======== Excerpted data ========
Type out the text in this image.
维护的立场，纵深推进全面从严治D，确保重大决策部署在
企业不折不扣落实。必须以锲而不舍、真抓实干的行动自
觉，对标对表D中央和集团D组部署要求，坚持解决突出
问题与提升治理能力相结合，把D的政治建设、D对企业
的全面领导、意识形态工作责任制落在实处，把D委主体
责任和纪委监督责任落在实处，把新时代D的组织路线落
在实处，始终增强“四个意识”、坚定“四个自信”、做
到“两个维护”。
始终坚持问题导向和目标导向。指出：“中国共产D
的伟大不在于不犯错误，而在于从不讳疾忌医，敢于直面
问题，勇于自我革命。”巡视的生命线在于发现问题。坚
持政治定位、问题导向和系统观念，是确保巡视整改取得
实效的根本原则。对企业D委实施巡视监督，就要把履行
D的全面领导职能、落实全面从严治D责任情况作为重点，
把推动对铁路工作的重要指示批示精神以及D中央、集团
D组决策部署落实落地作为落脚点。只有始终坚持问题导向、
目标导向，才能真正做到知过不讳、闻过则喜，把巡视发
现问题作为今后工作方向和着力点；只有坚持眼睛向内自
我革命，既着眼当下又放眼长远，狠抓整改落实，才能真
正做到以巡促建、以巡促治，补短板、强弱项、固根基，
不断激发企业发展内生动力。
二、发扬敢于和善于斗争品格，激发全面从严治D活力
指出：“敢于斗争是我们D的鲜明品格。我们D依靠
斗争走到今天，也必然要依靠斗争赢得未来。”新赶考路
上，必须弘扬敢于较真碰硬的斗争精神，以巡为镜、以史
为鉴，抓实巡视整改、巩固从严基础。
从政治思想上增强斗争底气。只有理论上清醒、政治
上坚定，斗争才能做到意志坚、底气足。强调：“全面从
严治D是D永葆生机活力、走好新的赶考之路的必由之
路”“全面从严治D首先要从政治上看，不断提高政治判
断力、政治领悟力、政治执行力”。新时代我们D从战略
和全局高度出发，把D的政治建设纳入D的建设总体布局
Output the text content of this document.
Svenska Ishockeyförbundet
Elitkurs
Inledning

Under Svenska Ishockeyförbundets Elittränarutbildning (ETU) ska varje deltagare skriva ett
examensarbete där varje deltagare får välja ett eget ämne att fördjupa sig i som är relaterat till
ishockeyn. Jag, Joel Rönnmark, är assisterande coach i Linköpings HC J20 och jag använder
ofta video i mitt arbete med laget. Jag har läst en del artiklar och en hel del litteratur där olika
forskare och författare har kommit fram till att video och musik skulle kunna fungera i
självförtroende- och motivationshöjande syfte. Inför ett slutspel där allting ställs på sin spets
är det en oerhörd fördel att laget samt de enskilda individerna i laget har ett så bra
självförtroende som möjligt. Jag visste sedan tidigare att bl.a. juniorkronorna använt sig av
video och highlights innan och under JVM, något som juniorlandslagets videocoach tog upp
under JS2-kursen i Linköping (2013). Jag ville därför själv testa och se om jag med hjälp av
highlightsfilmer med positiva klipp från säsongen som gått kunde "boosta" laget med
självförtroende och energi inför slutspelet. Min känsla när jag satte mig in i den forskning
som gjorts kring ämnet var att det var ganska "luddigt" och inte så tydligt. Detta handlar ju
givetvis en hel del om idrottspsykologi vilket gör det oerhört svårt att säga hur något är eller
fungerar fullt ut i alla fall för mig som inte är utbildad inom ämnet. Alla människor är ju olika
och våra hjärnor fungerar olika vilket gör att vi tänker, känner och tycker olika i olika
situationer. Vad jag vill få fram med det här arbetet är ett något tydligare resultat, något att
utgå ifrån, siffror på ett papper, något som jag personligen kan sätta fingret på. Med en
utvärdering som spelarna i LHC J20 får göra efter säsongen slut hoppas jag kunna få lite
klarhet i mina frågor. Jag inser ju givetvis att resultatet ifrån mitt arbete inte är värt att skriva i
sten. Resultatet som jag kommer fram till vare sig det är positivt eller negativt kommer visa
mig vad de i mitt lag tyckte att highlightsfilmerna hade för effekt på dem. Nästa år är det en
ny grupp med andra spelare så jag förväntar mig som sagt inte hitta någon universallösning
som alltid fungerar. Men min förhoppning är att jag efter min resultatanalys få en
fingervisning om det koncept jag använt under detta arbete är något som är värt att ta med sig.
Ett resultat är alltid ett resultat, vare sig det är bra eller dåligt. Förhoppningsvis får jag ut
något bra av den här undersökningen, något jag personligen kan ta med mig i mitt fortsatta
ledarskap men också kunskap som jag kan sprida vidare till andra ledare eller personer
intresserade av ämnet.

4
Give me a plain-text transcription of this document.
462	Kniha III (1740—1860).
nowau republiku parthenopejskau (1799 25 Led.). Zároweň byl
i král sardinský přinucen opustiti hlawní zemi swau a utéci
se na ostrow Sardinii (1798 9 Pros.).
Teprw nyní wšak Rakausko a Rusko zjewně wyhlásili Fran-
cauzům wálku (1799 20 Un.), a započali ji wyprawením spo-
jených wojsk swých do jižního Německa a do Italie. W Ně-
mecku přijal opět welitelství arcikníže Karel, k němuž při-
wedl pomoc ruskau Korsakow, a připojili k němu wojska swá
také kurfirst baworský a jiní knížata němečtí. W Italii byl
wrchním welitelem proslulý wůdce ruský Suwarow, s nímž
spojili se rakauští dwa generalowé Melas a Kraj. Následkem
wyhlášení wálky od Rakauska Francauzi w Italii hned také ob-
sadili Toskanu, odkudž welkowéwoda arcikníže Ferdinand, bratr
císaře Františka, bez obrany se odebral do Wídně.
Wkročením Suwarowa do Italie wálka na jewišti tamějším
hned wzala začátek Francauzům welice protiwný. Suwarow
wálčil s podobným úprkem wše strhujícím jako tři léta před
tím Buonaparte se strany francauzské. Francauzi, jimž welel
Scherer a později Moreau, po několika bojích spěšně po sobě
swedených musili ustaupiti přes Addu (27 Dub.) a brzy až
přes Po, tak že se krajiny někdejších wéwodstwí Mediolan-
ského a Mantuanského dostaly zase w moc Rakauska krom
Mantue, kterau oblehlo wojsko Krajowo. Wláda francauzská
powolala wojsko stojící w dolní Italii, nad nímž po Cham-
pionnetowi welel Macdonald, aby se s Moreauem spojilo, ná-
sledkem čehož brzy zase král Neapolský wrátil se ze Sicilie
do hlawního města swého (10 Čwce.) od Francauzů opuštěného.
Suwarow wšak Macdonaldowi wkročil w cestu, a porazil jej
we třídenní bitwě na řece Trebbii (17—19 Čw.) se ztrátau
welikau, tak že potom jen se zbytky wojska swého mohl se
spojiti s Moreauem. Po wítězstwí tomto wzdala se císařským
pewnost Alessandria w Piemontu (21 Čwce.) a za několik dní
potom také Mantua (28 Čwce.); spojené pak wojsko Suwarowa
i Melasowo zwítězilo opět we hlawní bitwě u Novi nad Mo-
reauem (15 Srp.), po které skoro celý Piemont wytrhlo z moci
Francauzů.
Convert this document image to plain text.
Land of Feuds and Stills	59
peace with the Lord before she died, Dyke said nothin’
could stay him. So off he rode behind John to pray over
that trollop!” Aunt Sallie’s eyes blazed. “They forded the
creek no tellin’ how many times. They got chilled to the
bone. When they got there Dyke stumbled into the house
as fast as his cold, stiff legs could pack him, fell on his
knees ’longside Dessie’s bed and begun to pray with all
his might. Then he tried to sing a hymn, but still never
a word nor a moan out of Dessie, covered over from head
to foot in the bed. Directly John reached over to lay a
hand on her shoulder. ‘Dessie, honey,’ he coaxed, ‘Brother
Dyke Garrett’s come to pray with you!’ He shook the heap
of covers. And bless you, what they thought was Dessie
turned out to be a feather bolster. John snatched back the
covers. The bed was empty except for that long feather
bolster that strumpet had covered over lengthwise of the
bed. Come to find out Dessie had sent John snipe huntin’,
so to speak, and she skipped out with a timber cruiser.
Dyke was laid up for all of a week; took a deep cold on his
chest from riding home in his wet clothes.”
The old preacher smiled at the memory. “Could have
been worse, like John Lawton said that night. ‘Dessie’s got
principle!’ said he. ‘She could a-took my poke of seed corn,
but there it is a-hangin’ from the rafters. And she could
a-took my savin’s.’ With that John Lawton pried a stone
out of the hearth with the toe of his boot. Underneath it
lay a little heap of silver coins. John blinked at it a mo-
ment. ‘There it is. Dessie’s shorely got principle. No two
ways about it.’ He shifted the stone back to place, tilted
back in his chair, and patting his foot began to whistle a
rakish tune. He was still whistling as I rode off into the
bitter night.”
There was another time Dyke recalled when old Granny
========
### Work required:
Scan the records above and report how many lines include the word "back", without any other text.

### Solution to this exercise:
3